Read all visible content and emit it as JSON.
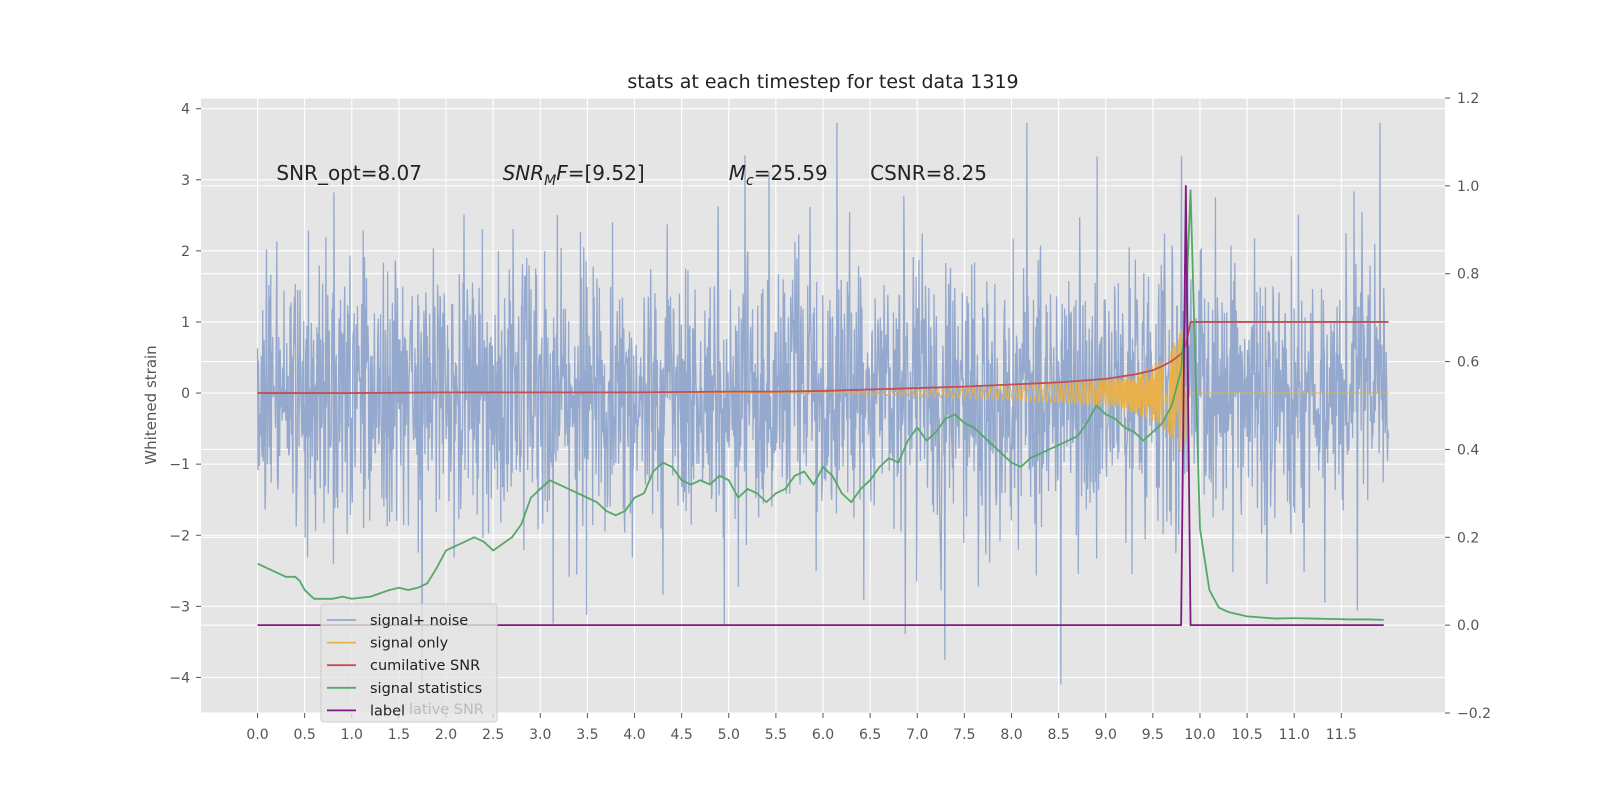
{
  "chart_data": {
    "type": "line",
    "title": "stats at each timestep for test data 1319",
    "xlabel": "",
    "ylabel": "Whitened strain",
    "xlim": [
      -0.6,
      12.6
    ],
    "ylim": [
      -4.5,
      4.15
    ],
    "y2lim": [
      -0.2,
      1.2
    ],
    "x_ticks": [
      "0.0",
      "0.5",
      "1.0",
      "1.5",
      "2.0",
      "2.5",
      "3.0",
      "3.5",
      "4.0",
      "4.5",
      "5.0",
      "5.5",
      "6.0",
      "6.5",
      "7.0",
      "7.5",
      "8.0",
      "8.5",
      "9.0",
      "9.5",
      "10.0",
      "10.5",
      "11.0",
      "11.5"
    ],
    "y_ticks": [
      "4",
      "3",
      "2",
      "1",
      "0",
      "−1",
      "−2",
      "−3",
      "−4"
    ],
    "y2_ticks": [
      "1.2",
      "1.0",
      "0.8",
      "0.6",
      "0.4",
      "0.2",
      "0.0",
      "−0.2"
    ],
    "grid": true,
    "annotations": [
      {
        "text": "SNR_opt=8.07",
        "x": 0.2,
        "y": 3.0
      },
      {
        "text": "SNR_MF=[9.52]",
        "x": 2.6,
        "y": 3.0
      },
      {
        "text": "M_c=25.59",
        "x": 5.0,
        "y": 3.0
      },
      {
        "text": "CSNR=8.25",
        "x": 6.5,
        "y": 3.0
      }
    ],
    "legend_position": "lower-left",
    "legend_entries": [
      "signal+ noise",
      "signal only",
      "cumilative SNR",
      "signal statistics",
      "label"
    ],
    "legend_overlap_text": "lative SNR",
    "series": [
      {
        "name": "signal+ noise",
        "color": "#94a9cd",
        "axis": "left",
        "description": "whitened strain noise, roughly uniform amplitude about +/-2 with spikes to +/-4",
        "x_range": [
          0.0,
          12.0
        ]
      },
      {
        "name": "signal only",
        "color": "#e8b14b",
        "axis": "left",
        "envelope_x": [
          6.0,
          7.0,
          8.0,
          8.5,
          9.0,
          9.3,
          9.5,
          9.65,
          9.75,
          9.82,
          9.87,
          9.9
        ],
        "envelope_amp": [
          0.0,
          0.05,
          0.1,
          0.14,
          0.2,
          0.28,
          0.4,
          0.55,
          0.75,
          0.95,
          0.6,
          0.0
        ]
      },
      {
        "name": "cumilative SNR",
        "color": "#c44e52",
        "axis": "left",
        "x": [
          0.0,
          1.0,
          2.0,
          3.0,
          4.0,
          5.0,
          5.5,
          6.0,
          6.5,
          7.0,
          7.5,
          8.0,
          8.5,
          9.0,
          9.3,
          9.5,
          9.6,
          9.7,
          9.8,
          9.85,
          9.9,
          10.0,
          11.0,
          12.0
        ],
        "y": [
          0.0,
          0.0,
          0.01,
          0.01,
          0.01,
          0.02,
          0.02,
          0.03,
          0.05,
          0.07,
          0.09,
          0.12,
          0.15,
          0.2,
          0.26,
          0.32,
          0.38,
          0.45,
          0.55,
          0.68,
          1.0,
          1.0,
          1.0,
          1.0
        ]
      },
      {
        "name": "signal statistics",
        "color": "#55a868",
        "axis": "right",
        "x": [
          0.0,
          0.1,
          0.2,
          0.3,
          0.4,
          0.45,
          0.5,
          0.6,
          0.7,
          0.8,
          0.9,
          1.0,
          1.2,
          1.4,
          1.5,
          1.6,
          1.7,
          1.8,
          1.9,
          2.0,
          2.1,
          2.2,
          2.3,
          2.4,
          2.5,
          2.6,
          2.7,
          2.8,
          2.9,
          3.0,
          3.1,
          3.2,
          3.3,
          3.4,
          3.5,
          3.6,
          3.7,
          3.8,
          3.9,
          4.0,
          4.1,
          4.2,
          4.3,
          4.4,
          4.5,
          4.6,
          4.7,
          4.8,
          4.9,
          5.0,
          5.1,
          5.2,
          5.3,
          5.4,
          5.5,
          5.6,
          5.7,
          5.8,
          5.9,
          6.0,
          6.1,
          6.2,
          6.3,
          6.4,
          6.5,
          6.6,
          6.7,
          6.8,
          6.9,
          7.0,
          7.1,
          7.2,
          7.3,
          7.4,
          7.5,
          7.6,
          7.7,
          7.8,
          7.9,
          8.0,
          8.1,
          8.2,
          8.3,
          8.4,
          8.5,
          8.6,
          8.7,
          8.8,
          8.9,
          9.0,
          9.1,
          9.2,
          9.3,
          9.4,
          9.5,
          9.6,
          9.7,
          9.8,
          9.85,
          9.9,
          9.95,
          10.0,
          10.1,
          10.2,
          10.3,
          10.5,
          10.8,
          11.0,
          11.2,
          11.4,
          11.6,
          11.8,
          11.95
        ],
        "y": [
          0.14,
          0.13,
          0.12,
          0.11,
          0.11,
          0.1,
          0.08,
          0.06,
          0.06,
          0.06,
          0.065,
          0.06,
          0.065,
          0.08,
          0.085,
          0.08,
          0.085,
          0.095,
          0.13,
          0.17,
          0.18,
          0.19,
          0.2,
          0.19,
          0.17,
          0.185,
          0.2,
          0.23,
          0.29,
          0.31,
          0.33,
          0.32,
          0.31,
          0.3,
          0.29,
          0.28,
          0.26,
          0.25,
          0.26,
          0.29,
          0.3,
          0.35,
          0.37,
          0.36,
          0.33,
          0.32,
          0.33,
          0.32,
          0.34,
          0.33,
          0.29,
          0.31,
          0.3,
          0.28,
          0.3,
          0.31,
          0.34,
          0.35,
          0.32,
          0.36,
          0.34,
          0.3,
          0.28,
          0.31,
          0.33,
          0.36,
          0.38,
          0.37,
          0.42,
          0.45,
          0.42,
          0.44,
          0.47,
          0.48,
          0.46,
          0.45,
          0.43,
          0.41,
          0.39,
          0.37,
          0.36,
          0.38,
          0.39,
          0.4,
          0.41,
          0.42,
          0.43,
          0.46,
          0.5,
          0.48,
          0.47,
          0.45,
          0.44,
          0.42,
          0.44,
          0.46,
          0.5,
          0.58,
          0.72,
          0.99,
          0.6,
          0.22,
          0.08,
          0.04,
          0.03,
          0.02,
          0.015,
          0.016,
          0.015,
          0.014,
          0.013,
          0.013,
          0.012
        ]
      },
      {
        "name": "label",
        "color": "#7f1b80",
        "axis": "right",
        "x": [
          0.0,
          9.8,
          9.85,
          9.9,
          11.95
        ],
        "y": [
          0.0,
          0.0,
          1.0,
          0.0,
          0.0
        ]
      }
    ]
  }
}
▬▬▬▬▬▬▬▬▬▬
Leave the pictures out and print the records above exactly as they stand.

Read all visible content and emit it as JSON.
{
  "chart_data": {
    "type": "line",
    "title": "stats at each timestep for test data 1319",
    "xlabel": "",
    "ylabel": "Whitened strain",
    "xlim": [
      -0.6,
      12.6
    ],
    "ylim": [
      -4.5,
      4.15
    ],
    "y2lim": [
      -0.2,
      1.2
    ],
    "x_ticks": [
      "0.0",
      "0.5",
      "1.0",
      "1.5",
      "2.0",
      "2.5",
      "3.0",
      "3.5",
      "4.0",
      "4.5",
      "5.0",
      "5.5",
      "6.0",
      "6.5",
      "7.0",
      "7.5",
      "8.0",
      "8.5",
      "9.0",
      "9.5",
      "10.0",
      "10.5",
      "11.0",
      "11.5"
    ],
    "y_ticks": [
      "4",
      "3",
      "2",
      "1",
      "0",
      "−1",
      "−2",
      "−3",
      "−4"
    ],
    "y2_ticks": [
      "1.2",
      "1.0",
      "0.8",
      "0.6",
      "0.4",
      "0.2",
      "0.0",
      "−0.2"
    ],
    "grid": true,
    "annotations": [
      {
        "text": "SNR_opt=8.07",
        "x": 0.2,
        "y": 3.0
      },
      {
        "text": "SNR_MF=[9.52]",
        "x": 2.6,
        "y": 3.0
      },
      {
        "text": "M_c=25.59",
        "x": 5.0,
        "y": 3.0
      },
      {
        "text": "CSNR=8.25",
        "x": 6.5,
        "y": 3.0
      }
    ],
    "legend_position": "lower-left",
    "legend_entries": [
      "signal+ noise",
      "signal only",
      "cumilative SNR",
      "signal statistics",
      "label"
    ],
    "legend_overlap_text": "lative SNR",
    "series": [
      {
        "name": "signal+ noise",
        "color": "#94a9cd",
        "axis": "left",
        "description": "whitened strain noise, roughly uniform amplitude about +/-2 with spikes to +/-4",
        "x_range": [
          0.0,
          12.0
        ]
      },
      {
        "name": "signal only",
        "color": "#e8b14b",
        "axis": "left",
        "envelope_x": [
          6.0,
          7.0,
          8.0,
          8.5,
          9.0,
          9.3,
          9.5,
          9.65,
          9.75,
          9.82,
          9.87,
          9.9
        ],
        "envelope_amp": [
          0.0,
          0.05,
          0.1,
          0.14,
          0.2,
          0.28,
          0.4,
          0.55,
          0.75,
          0.95,
          0.6,
          0.0
        ]
      },
      {
        "name": "cumilative SNR",
        "color": "#c44e52",
        "axis": "left",
        "x": [
          0.0,
          1.0,
          2.0,
          3.0,
          4.0,
          5.0,
          5.5,
          6.0,
          6.5,
          7.0,
          7.5,
          8.0,
          8.5,
          9.0,
          9.3,
          9.5,
          9.6,
          9.7,
          9.8,
          9.85,
          9.9,
          10.0,
          11.0,
          12.0
        ],
        "y": [
          0.0,
          0.0,
          0.01,
          0.01,
          0.01,
          0.02,
          0.02,
          0.03,
          0.05,
          0.07,
          0.09,
          0.12,
          0.15,
          0.2,
          0.26,
          0.32,
          0.38,
          0.45,
          0.55,
          0.68,
          1.0,
          1.0,
          1.0,
          1.0
        ]
      },
      {
        "name": "signal statistics",
        "color": "#55a868",
        "axis": "right",
        "x": [
          0.0,
          0.1,
          0.2,
          0.3,
          0.4,
          0.45,
          0.5,
          0.6,
          0.7,
          0.8,
          0.9,
          1.0,
          1.2,
          1.4,
          1.5,
          1.6,
          1.7,
          1.8,
          1.9,
          2.0,
          2.1,
          2.2,
          2.3,
          2.4,
          2.5,
          2.6,
          2.7,
          2.8,
          2.9,
          3.0,
          3.1,
          3.2,
          3.3,
          3.4,
          3.5,
          3.6,
          3.7,
          3.8,
          3.9,
          4.0,
          4.1,
          4.2,
          4.3,
          4.4,
          4.5,
          4.6,
          4.7,
          4.8,
          4.9,
          5.0,
          5.1,
          5.2,
          5.3,
          5.4,
          5.5,
          5.6,
          5.7,
          5.8,
          5.9,
          6.0,
          6.1,
          6.2,
          6.3,
          6.4,
          6.5,
          6.6,
          6.7,
          6.8,
          6.9,
          7.0,
          7.1,
          7.2,
          7.3,
          7.4,
          7.5,
          7.6,
          7.7,
          7.8,
          7.9,
          8.0,
          8.1,
          8.2,
          8.3,
          8.4,
          8.5,
          8.6,
          8.7,
          8.8,
          8.9,
          9.0,
          9.1,
          9.2,
          9.3,
          9.4,
          9.5,
          9.6,
          9.7,
          9.8,
          9.85,
          9.9,
          9.95,
          10.0,
          10.1,
          10.2,
          10.3,
          10.5,
          10.8,
          11.0,
          11.2,
          11.4,
          11.6,
          11.8,
          11.95
        ],
        "y": [
          0.14,
          0.13,
          0.12,
          0.11,
          0.11,
          0.1,
          0.08,
          0.06,
          0.06,
          0.06,
          0.065,
          0.06,
          0.065,
          0.08,
          0.085,
          0.08,
          0.085,
          0.095,
          0.13,
          0.17,
          0.18,
          0.19,
          0.2,
          0.19,
          0.17,
          0.185,
          0.2,
          0.23,
          0.29,
          0.31,
          0.33,
          0.32,
          0.31,
          0.3,
          0.29,
          0.28,
          0.26,
          0.25,
          0.26,
          0.29,
          0.3,
          0.35,
          0.37,
          0.36,
          0.33,
          0.32,
          0.33,
          0.32,
          0.34,
          0.33,
          0.29,
          0.31,
          0.3,
          0.28,
          0.3,
          0.31,
          0.34,
          0.35,
          0.32,
          0.36,
          0.34,
          0.3,
          0.28,
          0.31,
          0.33,
          0.36,
          0.38,
          0.37,
          0.42,
          0.45,
          0.42,
          0.44,
          0.47,
          0.48,
          0.46,
          0.45,
          0.43,
          0.41,
          0.39,
          0.37,
          0.36,
          0.38,
          0.39,
          0.4,
          0.41,
          0.42,
          0.43,
          0.46,
          0.5,
          0.48,
          0.47,
          0.45,
          0.44,
          0.42,
          0.44,
          0.46,
          0.5,
          0.58,
          0.72,
          0.99,
          0.6,
          0.22,
          0.08,
          0.04,
          0.03,
          0.02,
          0.015,
          0.016,
          0.015,
          0.014,
          0.013,
          0.013,
          0.012
        ]
      },
      {
        "name": "label",
        "color": "#7f1b80",
        "axis": "right",
        "x": [
          0.0,
          9.8,
          9.85,
          9.9,
          11.95
        ],
        "y": [
          0.0,
          0.0,
          1.0,
          0.0,
          0.0
        ]
      }
    ]
  }
}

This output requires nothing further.